__Task to carry out__
Exclude the pictures, then repeat the remaining data exactly.
=====
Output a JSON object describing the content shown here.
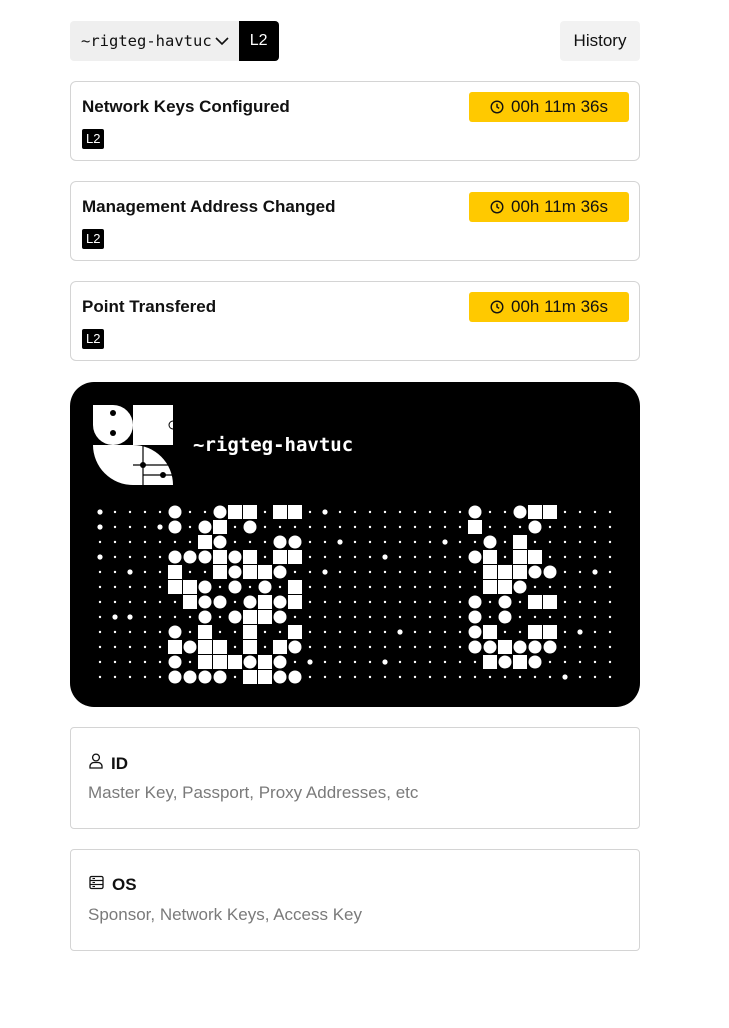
{
  "header": {
    "point_name": "~rigteg-havtuc",
    "layer": "L2",
    "history_label": "History",
    "icons": {
      "dropdown": "chevron-down-icon"
    }
  },
  "events": [
    {
      "title": "Network Keys Configured",
      "layer": "L2",
      "timer": "00h 11m 36s"
    },
    {
      "title": "Management Address Changed",
      "layer": "L2",
      "timer": "00h 11m 36s"
    },
    {
      "title": "Point Transfered",
      "layer": "L2",
      "timer": "00h 11m 36s"
    }
  ],
  "card": {
    "point_name": "~rigteg-havtuc"
  },
  "sections": {
    "id": {
      "title": "ID",
      "description": "Master Key, Passport, Proxy Addresses, etc",
      "icon": "user-icon"
    },
    "os": {
      "title": "OS",
      "description": "Sponsor, Network Keys, Access Key",
      "icon": "server-icon"
    }
  },
  "colors": {
    "timer_bg": "#ffc900",
    "card_bg": "#000000",
    "tag_bg": "#000000"
  }
}
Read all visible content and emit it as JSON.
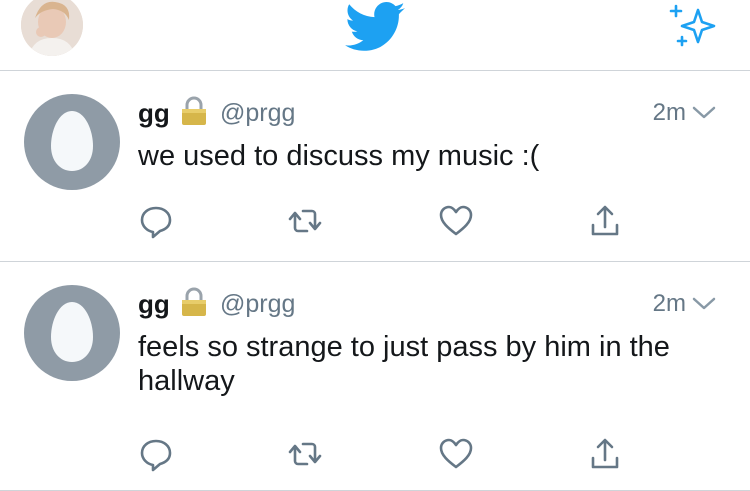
{
  "header": {
    "profile_icon": "profile-avatar",
    "logo_icon": "twitter-bird-icon",
    "compose_icon": "sparkle-icon",
    "brand_color": "#1da1f2"
  },
  "tweets": [
    {
      "name": "gg",
      "protected_icon": "lock-icon",
      "handle": "@prgg",
      "time": "2m",
      "text": "we used to discuss my music :("
    },
    {
      "name": "gg",
      "protected_icon": "lock-icon",
      "handle": "@prgg",
      "time": "2m",
      "text": "feels so strange to just pass by him in the hallway"
    }
  ],
  "actions": [
    "reply-icon",
    "retweet-icon",
    "like-icon",
    "share-icon"
  ],
  "colors": {
    "secondary_text": "#657786",
    "icon": "#657786",
    "divider": "#cfd4d9",
    "egg_bg": "#8f9ba6"
  }
}
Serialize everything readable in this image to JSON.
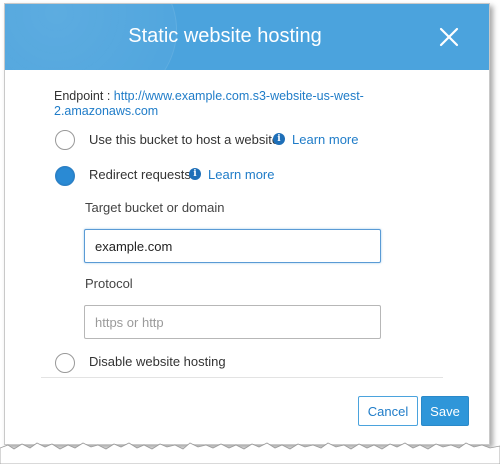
{
  "dialog": {
    "title": "Static website hosting"
  },
  "endpoint": {
    "label": "Endpoint : ",
    "url": "http://www.example.com.s3-website-us-west-2.amazonaws.com"
  },
  "options": [
    {
      "label": "Use this bucket to host a website",
      "checked": false,
      "learn_more": "Learn more",
      "info_icon": "info-icon"
    },
    {
      "label": "Redirect requests",
      "checked": true,
      "learn_more": "Learn more",
      "info_icon": "info-icon"
    },
    {
      "label": "Disable website hosting",
      "checked": false
    }
  ],
  "redirect": {
    "target_label": "Target bucket or domain",
    "target_value": "example.com",
    "protocol_label": "Protocol",
    "protocol_value": "",
    "protocol_placeholder": "https or http"
  },
  "buttons": {
    "cancel": "Cancel",
    "save": "Save"
  },
  "colors": {
    "header": "#4ba3dd",
    "link": "#1f7cc8",
    "primary": "#2f96d9",
    "radio_checked": "#2a8ad4"
  }
}
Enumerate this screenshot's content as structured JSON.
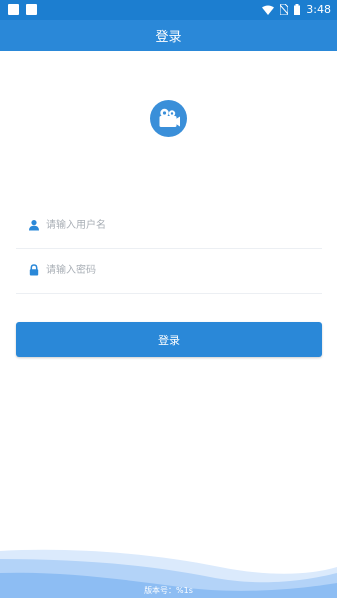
{
  "status_bar": {
    "time": "3:48",
    "icons": [
      "notification-square-icon",
      "notification-square-icon",
      "wifi-icon",
      "no-sim-icon",
      "battery-icon"
    ]
  },
  "app_bar": {
    "title": "登录"
  },
  "logo": {
    "icon": "video-camera-icon",
    "color": "#3a8fd9"
  },
  "form": {
    "username": {
      "icon": "user-icon",
      "placeholder": "请输入用户名",
      "value": ""
    },
    "password": {
      "icon": "lock-icon",
      "placeholder": "请输入密码",
      "value": ""
    },
    "login_button": "登录"
  },
  "footer": {
    "version_label": "版本号：%1s"
  },
  "colors": {
    "primary": "#2a88d8",
    "status_bar": "#1c7ed0",
    "placeholder": "#a9afb6",
    "wave_light": "#cfe3fb",
    "wave_dark": "#8dbdf3"
  }
}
=====
__Output for this exercise__
Output a JSON object describing the content shown here.
{
  "header": {
    "point_name": "~rigteg-havtuc",
    "layer": "L2",
    "history_label": "History",
    "icons": {
      "dropdown": "chevron-down-icon"
    }
  },
  "events": [
    {
      "title": "Network Keys Configured",
      "layer": "L2",
      "timer": "00h 11m 36s"
    },
    {
      "title": "Management Address Changed",
      "layer": "L2",
      "timer": "00h 11m 36s"
    },
    {
      "title": "Point Transfered",
      "layer": "L2",
      "timer": "00h 11m 36s"
    }
  ],
  "card": {
    "point_name": "~rigteg-havtuc"
  },
  "sections": {
    "id": {
      "title": "ID",
      "description": "Master Key, Passport, Proxy Addresses, etc",
      "icon": "user-icon"
    },
    "os": {
      "title": "OS",
      "description": "Sponsor, Network Keys, Access Key",
      "icon": "server-icon"
    }
  },
  "colors": {
    "timer_bg": "#ffc900",
    "card_bg": "#000000",
    "tag_bg": "#000000"
  }
}
Read all visible content and emit it as JSON.
{
  "header": {
    "profile_icon": "profile-avatar",
    "logo_icon": "twitter-bird-icon",
    "compose_icon": "sparkle-icon",
    "brand_color": "#1da1f2"
  },
  "tweets": [
    {
      "name": "gg",
      "protected_icon": "lock-icon",
      "handle": "@prgg",
      "time": "2m",
      "text": "we used to discuss my music :("
    },
    {
      "name": "gg",
      "protected_icon": "lock-icon",
      "handle": "@prgg",
      "time": "2m",
      "text": "feels so strange to just pass by him in the hallway"
    }
  ],
  "actions": [
    "reply-icon",
    "retweet-icon",
    "like-icon",
    "share-icon"
  ],
  "colors": {
    "secondary_text": "#657786",
    "icon": "#657786",
    "divider": "#cfd4d9",
    "egg_bg": "#8f9ba6"
  }
}
Serialize everything readable in this image to JSON.
{
  "dialog": {
    "title": "Static website hosting"
  },
  "endpoint": {
    "label": "Endpoint : ",
    "url": "http://www.example.com.s3-website-us-west-2.amazonaws.com"
  },
  "options": [
    {
      "label": "Use this bucket to host a website",
      "checked": false,
      "learn_more": "Learn more",
      "info_icon": "info-icon"
    },
    {
      "label": "Redirect requests",
      "checked": true,
      "learn_more": "Learn more",
      "info_icon": "info-icon"
    },
    {
      "label": "Disable website hosting",
      "checked": false
    }
  ],
  "redirect": {
    "target_label": "Target bucket or domain",
    "target_value": "example.com",
    "protocol_label": "Protocol",
    "protocol_value": "",
    "protocol_placeholder": "https or http"
  },
  "buttons": {
    "cancel": "Cancel",
    "save": "Save"
  },
  "colors": {
    "header": "#4ba3dd",
    "link": "#1f7cc8",
    "primary": "#2f96d9",
    "radio_checked": "#2a8ad4"
  }
}
Enumerate this screenshot's content as structured JSON.
{
  "status_bar": {
    "time": "3:48",
    "icons": [
      "notification-square-icon",
      "notification-square-icon",
      "wifi-icon",
      "no-sim-icon",
      "battery-icon"
    ]
  },
  "app_bar": {
    "title": "登录"
  },
  "logo": {
    "icon": "video-camera-icon",
    "color": "#3a8fd9"
  },
  "form": {
    "username": {
      "icon": "user-icon",
      "placeholder": "请输入用户名",
      "value": ""
    },
    "password": {
      "icon": "lock-icon",
      "placeholder": "请输入密码",
      "value": ""
    },
    "login_button": "登录"
  },
  "footer": {
    "version_label": "版本号：%1s"
  },
  "colors": {
    "primary": "#2a88d8",
    "status_bar": "#1c7ed0",
    "placeholder": "#a9afb6",
    "wave_light": "#cfe3fb",
    "wave_dark": "#8dbdf3"
  }
}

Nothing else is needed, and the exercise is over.